Records for this task>
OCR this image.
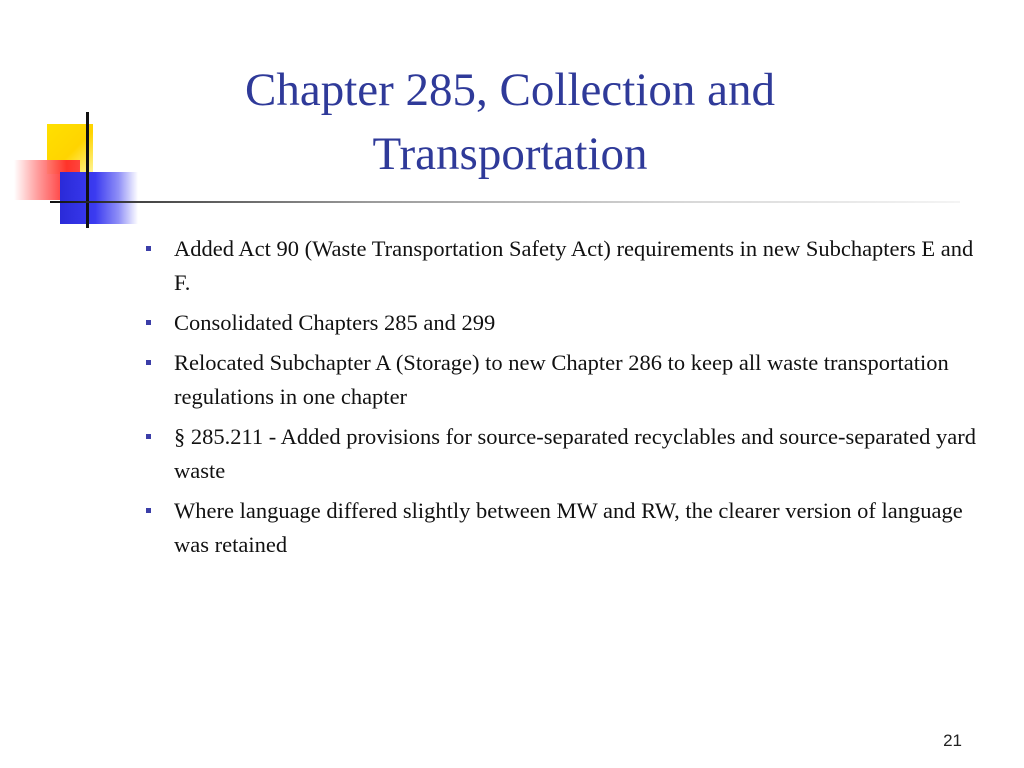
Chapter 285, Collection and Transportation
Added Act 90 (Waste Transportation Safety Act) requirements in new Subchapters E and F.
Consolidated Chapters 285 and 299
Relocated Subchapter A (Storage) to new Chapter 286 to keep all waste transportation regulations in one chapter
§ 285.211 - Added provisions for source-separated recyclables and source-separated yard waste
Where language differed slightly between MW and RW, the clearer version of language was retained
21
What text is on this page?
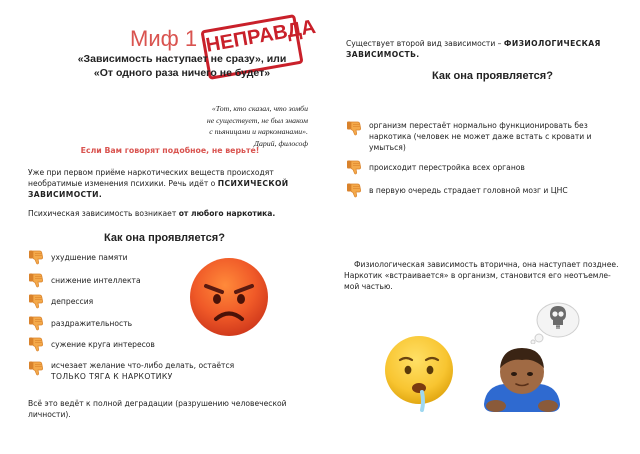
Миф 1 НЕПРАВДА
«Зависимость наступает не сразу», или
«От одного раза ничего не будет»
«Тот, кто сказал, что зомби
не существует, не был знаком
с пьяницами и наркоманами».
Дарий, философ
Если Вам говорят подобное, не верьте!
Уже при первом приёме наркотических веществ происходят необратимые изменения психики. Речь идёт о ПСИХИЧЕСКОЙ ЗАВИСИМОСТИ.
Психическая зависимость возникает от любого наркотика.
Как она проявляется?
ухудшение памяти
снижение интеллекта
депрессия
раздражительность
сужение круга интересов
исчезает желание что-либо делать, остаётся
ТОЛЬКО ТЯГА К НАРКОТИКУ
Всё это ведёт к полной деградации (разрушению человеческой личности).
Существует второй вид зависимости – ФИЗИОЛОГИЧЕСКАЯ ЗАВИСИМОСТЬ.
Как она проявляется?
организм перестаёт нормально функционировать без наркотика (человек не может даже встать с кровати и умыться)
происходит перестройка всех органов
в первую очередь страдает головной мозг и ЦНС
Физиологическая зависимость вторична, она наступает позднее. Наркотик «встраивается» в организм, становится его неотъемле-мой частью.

Goal> Except for the pictures, print the data above exactly.

Complete response>
OCR this image.
Chapter 285, Collection and Transportation
Added Act 90 (Waste Transportation Safety Act) requirements in new Subchapters E and F.
Consolidated Chapters 285 and 299
Relocated Subchapter A (Storage) to new Chapter 286 to keep all waste transportation regulations in one chapter
§ 285.211 - Added provisions for source-separated recyclables and source-separated yard waste
Where language differed slightly between MW and RW, the clearer version of language was retained
21
What text is on this page?
Миф 1 НЕПРАВДА
«Зависимость наступает не сразу», или
«От одного раза ничего не будет»
«Тот, кто сказал, что зомби
не существует, не был знаком
с пьяницами и наркоманами».
Дарий, философ
Если Вам говорят подобное, не верьте!
Уже при первом приёме наркотических веществ происходят необратимые изменения психики. Речь идёт о ПСИХИЧЕСКОЙ ЗАВИСИМОСТИ.
Психическая зависимость возникает от любого наркотика.
Как она проявляется?
ухудшение памяти
снижение интеллекта
депрессия
раздражительность
сужение круга интересов
исчезает желание что-либо делать, остаётся
ТОЛЬКО ТЯГА К НАРКОТИКУ
Всё это ведёт к полной деградации (разрушению человеческой личности).
Существует второй вид зависимости – ФИЗИОЛОГИЧЕСКАЯ ЗАВИСИМОСТЬ.
Как она проявляется?
организм перестаёт нормально функционировать без наркотика (человек не может даже встать с кровати и умыться)
происходит перестройка всех органов
в первую очередь страдает головной мозг и ЦНС
Физиологическая зависимость вторична, она наступает позднее. Наркотик «встраивается» в организм, становится его неотъемле-мой частью.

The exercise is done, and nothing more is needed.